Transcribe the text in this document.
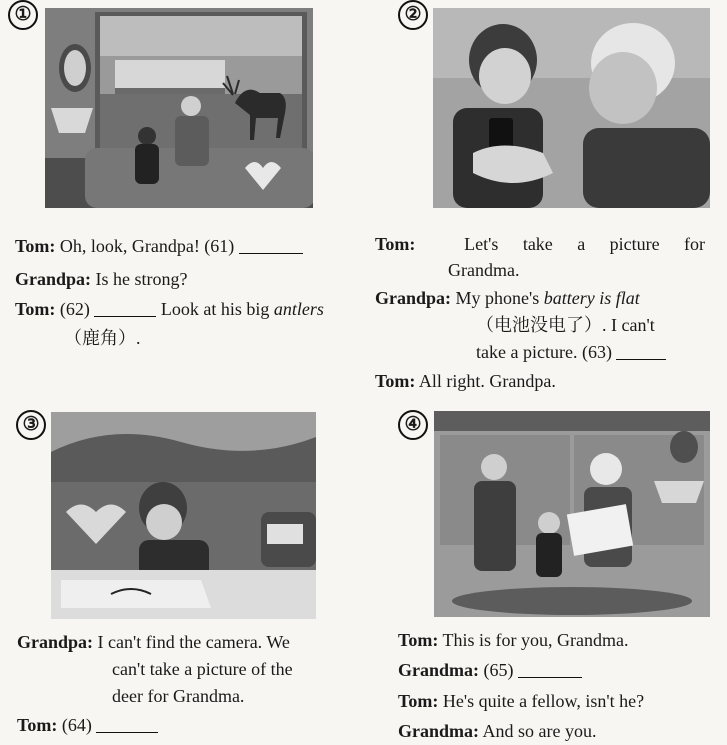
①
Tom: Oh, look, Grandpa! (61)
Grandpa: Is he strong?
Tom: (62)	Look at his big antlers
（鹿角）.
②
Tom:	Let's take a picture for
Grandma.
Grandpa: My phone's battery is flat
（电池没电了）. I can't
take a picture. (63)
Tom: All right. Grandpa.
③
Grandpa: I can't find the camera. We
can't take a picture of the
deer for Grandma.
Tom: (64)
④
Tom: This is for you, Grandma.
Grandma: (65)
Tom: He's quite a fellow, isn't he?
Grandma: And so are you.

What you will do
Collect the lines of the records that include the string "Grandma".

Answer for the task
Grandma.
deer for Grandma.
Tom: This is for you, Grandma.
Grandma: (65)
Grandma: And so are you.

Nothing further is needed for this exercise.